--- Aim ---
Count how many lines of the material hold "Industry". Respond with that number alone.

<<<<

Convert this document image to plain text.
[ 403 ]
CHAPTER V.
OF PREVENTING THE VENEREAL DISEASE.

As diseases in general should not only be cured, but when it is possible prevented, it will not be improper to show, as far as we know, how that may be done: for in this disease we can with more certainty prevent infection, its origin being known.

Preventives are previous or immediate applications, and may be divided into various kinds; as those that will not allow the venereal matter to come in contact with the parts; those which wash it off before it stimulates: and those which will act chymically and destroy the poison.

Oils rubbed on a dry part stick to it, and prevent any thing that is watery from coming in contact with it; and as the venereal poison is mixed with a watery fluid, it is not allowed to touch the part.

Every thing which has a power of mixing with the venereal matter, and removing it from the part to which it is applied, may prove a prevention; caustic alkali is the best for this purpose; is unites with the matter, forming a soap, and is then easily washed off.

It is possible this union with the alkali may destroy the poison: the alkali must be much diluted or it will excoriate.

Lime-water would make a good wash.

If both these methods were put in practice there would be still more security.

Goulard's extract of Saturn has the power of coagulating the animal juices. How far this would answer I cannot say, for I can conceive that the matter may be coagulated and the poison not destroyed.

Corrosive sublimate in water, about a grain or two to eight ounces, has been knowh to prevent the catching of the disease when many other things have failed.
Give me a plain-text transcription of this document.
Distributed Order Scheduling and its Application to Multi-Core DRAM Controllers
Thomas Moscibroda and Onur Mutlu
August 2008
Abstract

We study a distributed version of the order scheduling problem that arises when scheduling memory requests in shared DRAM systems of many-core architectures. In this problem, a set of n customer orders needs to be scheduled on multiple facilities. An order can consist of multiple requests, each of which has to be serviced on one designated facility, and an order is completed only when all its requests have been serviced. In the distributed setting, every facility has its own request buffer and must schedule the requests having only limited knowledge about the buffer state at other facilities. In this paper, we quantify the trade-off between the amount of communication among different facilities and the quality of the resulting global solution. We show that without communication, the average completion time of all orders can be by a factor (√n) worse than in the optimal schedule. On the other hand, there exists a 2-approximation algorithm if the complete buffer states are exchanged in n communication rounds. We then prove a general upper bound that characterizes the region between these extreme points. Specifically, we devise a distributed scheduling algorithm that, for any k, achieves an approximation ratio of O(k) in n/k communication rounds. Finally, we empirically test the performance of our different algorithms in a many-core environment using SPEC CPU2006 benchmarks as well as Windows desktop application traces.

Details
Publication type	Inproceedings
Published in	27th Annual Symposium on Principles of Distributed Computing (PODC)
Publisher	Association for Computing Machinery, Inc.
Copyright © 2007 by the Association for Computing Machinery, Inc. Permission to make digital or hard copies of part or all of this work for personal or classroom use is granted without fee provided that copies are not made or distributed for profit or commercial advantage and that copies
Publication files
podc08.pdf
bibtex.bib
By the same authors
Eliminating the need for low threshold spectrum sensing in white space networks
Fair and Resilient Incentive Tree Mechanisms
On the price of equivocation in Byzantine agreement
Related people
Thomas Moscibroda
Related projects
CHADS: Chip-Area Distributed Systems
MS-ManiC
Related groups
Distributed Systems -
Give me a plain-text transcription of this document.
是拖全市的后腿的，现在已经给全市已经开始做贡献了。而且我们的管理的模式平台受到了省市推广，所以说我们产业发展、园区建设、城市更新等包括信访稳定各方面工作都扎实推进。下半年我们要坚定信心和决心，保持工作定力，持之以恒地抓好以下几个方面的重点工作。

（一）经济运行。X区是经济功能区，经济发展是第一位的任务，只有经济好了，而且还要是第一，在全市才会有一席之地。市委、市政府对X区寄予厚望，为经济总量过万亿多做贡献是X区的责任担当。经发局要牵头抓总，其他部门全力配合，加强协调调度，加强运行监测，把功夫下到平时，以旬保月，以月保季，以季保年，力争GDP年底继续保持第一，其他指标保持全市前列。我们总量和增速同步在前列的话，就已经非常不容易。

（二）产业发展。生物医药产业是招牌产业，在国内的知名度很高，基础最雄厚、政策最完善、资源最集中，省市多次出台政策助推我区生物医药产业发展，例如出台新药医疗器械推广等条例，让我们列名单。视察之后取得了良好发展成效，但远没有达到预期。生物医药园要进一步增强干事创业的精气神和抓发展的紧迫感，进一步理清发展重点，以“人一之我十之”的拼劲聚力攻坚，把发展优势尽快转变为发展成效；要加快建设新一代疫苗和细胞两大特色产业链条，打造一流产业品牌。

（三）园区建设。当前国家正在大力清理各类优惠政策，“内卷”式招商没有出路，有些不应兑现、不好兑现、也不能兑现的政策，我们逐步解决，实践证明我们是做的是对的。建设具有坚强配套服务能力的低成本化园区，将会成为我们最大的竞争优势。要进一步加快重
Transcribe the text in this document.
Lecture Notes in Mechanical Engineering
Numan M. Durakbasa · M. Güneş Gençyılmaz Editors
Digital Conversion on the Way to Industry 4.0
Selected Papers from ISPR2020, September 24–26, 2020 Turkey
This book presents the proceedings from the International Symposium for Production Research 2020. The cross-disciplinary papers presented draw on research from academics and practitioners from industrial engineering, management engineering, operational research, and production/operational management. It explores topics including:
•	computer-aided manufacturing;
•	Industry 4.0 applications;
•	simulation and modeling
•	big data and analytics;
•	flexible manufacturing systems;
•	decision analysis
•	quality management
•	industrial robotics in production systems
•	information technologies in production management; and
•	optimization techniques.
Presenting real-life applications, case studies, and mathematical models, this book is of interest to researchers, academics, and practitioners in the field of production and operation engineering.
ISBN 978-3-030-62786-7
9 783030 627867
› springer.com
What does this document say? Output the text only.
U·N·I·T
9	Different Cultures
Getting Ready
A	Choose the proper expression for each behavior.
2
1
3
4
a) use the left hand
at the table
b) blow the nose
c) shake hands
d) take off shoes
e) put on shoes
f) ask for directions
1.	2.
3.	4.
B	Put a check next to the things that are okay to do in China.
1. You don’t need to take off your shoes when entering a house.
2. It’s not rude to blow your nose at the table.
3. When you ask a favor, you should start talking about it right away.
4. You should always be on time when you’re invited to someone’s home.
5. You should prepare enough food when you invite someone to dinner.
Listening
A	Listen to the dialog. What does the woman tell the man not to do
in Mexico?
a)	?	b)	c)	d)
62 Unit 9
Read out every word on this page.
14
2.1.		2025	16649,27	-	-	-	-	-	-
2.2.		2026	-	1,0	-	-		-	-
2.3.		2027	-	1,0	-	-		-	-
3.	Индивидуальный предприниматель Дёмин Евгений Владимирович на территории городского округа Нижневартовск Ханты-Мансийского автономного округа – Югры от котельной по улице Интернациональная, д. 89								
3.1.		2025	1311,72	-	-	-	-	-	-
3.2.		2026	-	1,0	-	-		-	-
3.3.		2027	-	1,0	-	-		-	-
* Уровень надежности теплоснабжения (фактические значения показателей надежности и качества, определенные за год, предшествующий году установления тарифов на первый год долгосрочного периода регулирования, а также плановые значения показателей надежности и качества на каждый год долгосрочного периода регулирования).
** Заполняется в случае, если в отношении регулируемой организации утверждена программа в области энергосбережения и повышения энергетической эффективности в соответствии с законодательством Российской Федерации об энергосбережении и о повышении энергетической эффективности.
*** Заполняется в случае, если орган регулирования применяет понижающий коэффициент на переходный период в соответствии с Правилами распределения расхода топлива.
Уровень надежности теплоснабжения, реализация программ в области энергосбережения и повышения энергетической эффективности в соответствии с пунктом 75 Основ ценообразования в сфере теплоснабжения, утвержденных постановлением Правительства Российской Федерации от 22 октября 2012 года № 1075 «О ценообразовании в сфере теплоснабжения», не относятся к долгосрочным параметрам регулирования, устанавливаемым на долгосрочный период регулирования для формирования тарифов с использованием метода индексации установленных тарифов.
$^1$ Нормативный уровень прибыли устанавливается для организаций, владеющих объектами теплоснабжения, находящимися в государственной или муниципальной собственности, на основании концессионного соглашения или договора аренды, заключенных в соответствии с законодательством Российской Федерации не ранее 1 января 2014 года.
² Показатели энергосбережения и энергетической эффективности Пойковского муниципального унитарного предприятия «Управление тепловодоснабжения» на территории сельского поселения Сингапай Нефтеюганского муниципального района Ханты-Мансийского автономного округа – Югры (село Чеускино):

>>>>

--- Full solution ---
2